PROBLEM DETAILS: Give the data below again exactly as it stands. Omit the pictures.

GIVEN DATA:
+-------+

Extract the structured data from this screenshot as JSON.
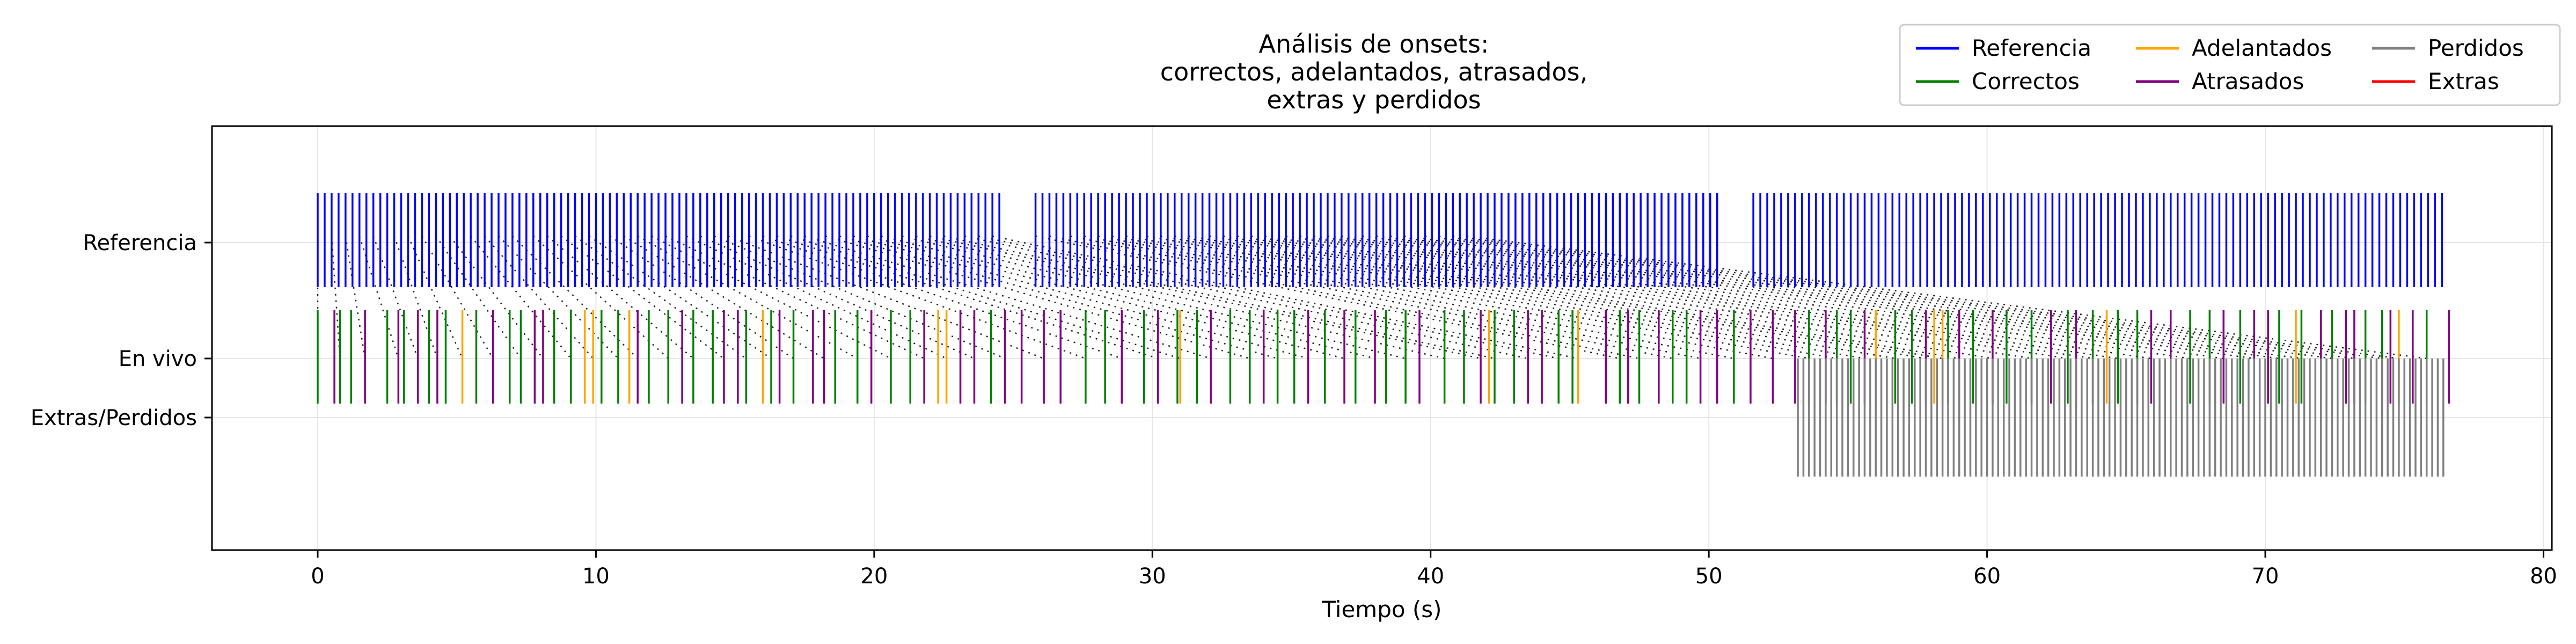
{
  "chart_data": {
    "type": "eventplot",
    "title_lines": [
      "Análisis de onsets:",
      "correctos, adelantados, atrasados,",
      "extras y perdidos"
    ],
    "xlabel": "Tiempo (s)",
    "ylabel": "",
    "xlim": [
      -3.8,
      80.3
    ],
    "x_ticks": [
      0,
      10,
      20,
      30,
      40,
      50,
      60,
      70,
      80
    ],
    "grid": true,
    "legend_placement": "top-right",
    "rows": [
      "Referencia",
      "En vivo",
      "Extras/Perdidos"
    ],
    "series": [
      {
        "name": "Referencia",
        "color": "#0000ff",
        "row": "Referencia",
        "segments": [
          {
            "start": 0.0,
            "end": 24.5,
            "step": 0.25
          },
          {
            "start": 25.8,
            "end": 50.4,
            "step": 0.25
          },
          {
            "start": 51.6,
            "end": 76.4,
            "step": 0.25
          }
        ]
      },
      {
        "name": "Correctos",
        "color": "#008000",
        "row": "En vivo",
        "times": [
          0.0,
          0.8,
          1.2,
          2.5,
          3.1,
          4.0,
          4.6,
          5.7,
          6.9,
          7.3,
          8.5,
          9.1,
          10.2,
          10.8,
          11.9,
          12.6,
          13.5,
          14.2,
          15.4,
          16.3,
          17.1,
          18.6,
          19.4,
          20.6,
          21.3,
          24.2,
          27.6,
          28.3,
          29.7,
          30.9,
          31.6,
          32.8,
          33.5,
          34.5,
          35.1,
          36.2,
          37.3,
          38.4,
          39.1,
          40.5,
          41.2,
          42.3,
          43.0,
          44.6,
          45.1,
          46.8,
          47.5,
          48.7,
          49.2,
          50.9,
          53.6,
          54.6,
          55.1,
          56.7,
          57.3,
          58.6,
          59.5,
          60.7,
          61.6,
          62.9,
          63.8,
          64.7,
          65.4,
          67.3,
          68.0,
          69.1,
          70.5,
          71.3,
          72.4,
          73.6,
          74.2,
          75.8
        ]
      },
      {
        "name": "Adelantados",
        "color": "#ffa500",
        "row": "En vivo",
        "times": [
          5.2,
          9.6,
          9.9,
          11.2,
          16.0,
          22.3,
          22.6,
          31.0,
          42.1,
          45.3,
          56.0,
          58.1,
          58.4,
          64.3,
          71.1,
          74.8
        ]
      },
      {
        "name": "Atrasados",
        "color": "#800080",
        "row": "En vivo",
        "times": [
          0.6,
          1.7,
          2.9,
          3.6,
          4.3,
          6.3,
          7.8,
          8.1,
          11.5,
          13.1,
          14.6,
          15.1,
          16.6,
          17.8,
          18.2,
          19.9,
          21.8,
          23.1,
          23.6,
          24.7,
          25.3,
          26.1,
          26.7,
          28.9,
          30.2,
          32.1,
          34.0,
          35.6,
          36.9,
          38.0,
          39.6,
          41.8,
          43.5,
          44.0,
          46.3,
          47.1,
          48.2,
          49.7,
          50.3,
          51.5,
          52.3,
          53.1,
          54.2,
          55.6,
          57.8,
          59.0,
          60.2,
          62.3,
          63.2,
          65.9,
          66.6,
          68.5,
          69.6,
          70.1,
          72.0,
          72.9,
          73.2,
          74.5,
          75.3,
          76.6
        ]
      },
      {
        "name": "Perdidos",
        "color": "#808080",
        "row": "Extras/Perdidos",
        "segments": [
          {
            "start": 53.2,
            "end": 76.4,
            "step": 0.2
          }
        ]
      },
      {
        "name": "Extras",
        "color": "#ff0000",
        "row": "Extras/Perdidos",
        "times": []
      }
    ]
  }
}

+-------+

THE RESULT:
Extract the structured data from this screenshot as JSON.
{
  "chart_data": {
    "type": "eventplot",
    "title_lines": [
      "Análisis de onsets:",
      "correctos, adelantados, atrasados,",
      "extras y perdidos"
    ],
    "xlabel": "Tiempo (s)",
    "ylabel": "",
    "xlim": [
      -3.8,
      80.3
    ],
    "x_ticks": [
      0,
      10,
      20,
      30,
      40,
      50,
      60,
      70,
      80
    ],
    "grid": true,
    "legend_placement": "top-right",
    "rows": [
      "Referencia",
      "En vivo",
      "Extras/Perdidos"
    ],
    "series": [
      {
        "name": "Referencia",
        "color": "#0000ff",
        "row": "Referencia",
        "segments": [
          {
            "start": 0.0,
            "end": 24.5,
            "step": 0.25
          },
          {
            "start": 25.8,
            "end": 50.4,
            "step": 0.25
          },
          {
            "start": 51.6,
            "end": 76.4,
            "step": 0.25
          }
        ]
      },
      {
        "name": "Correctos",
        "color": "#008000",
        "row": "En vivo",
        "times": [
          0.0,
          0.8,
          1.2,
          2.5,
          3.1,
          4.0,
          4.6,
          5.7,
          6.9,
          7.3,
          8.5,
          9.1,
          10.2,
          10.8,
          11.9,
          12.6,
          13.5,
          14.2,
          15.4,
          16.3,
          17.1,
          18.6,
          19.4,
          20.6,
          21.3,
          24.2,
          27.6,
          28.3,
          29.7,
          30.9,
          31.6,
          32.8,
          33.5,
          34.5,
          35.1,
          36.2,
          37.3,
          38.4,
          39.1,
          40.5,
          41.2,
          42.3,
          43.0,
          44.6,
          45.1,
          46.8,
          47.5,
          48.7,
          49.2,
          50.9,
          53.6,
          54.6,
          55.1,
          56.7,
          57.3,
          58.6,
          59.5,
          60.7,
          61.6,
          62.9,
          63.8,
          64.7,
          65.4,
          67.3,
          68.0,
          69.1,
          70.5,
          71.3,
          72.4,
          73.6,
          74.2,
          75.8
        ]
      },
      {
        "name": "Adelantados",
        "color": "#ffa500",
        "row": "En vivo",
        "times": [
          5.2,
          9.6,
          9.9,
          11.2,
          16.0,
          22.3,
          22.6,
          31.0,
          42.1,
          45.3,
          56.0,
          58.1,
          58.4,
          64.3,
          71.1,
          74.8
        ]
      },
      {
        "name": "Atrasados",
        "color": "#800080",
        "row": "En vivo",
        "times": [
          0.6,
          1.7,
          2.9,
          3.6,
          4.3,
          6.3,
          7.8,
          8.1,
          11.5,
          13.1,
          14.6,
          15.1,
          16.6,
          17.8,
          18.2,
          19.9,
          21.8,
          23.1,
          23.6,
          24.7,
          25.3,
          26.1,
          26.7,
          28.9,
          30.2,
          32.1,
          34.0,
          35.6,
          36.9,
          38.0,
          39.6,
          41.8,
          43.5,
          44.0,
          46.3,
          47.1,
          48.2,
          49.7,
          50.3,
          51.5,
          52.3,
          53.1,
          54.2,
          55.6,
          57.8,
          59.0,
          60.2,
          62.3,
          63.2,
          65.9,
          66.6,
          68.5,
          69.6,
          70.1,
          72.0,
          72.9,
          73.2,
          74.5,
          75.3,
          76.6
        ]
      },
      {
        "name": "Perdidos",
        "color": "#808080",
        "row": "Extras/Perdidos",
        "segments": [
          {
            "start": 53.2,
            "end": 76.4,
            "step": 0.2
          }
        ]
      },
      {
        "name": "Extras",
        "color": "#ff0000",
        "row": "Extras/Perdidos",
        "times": []
      }
    ]
  }
}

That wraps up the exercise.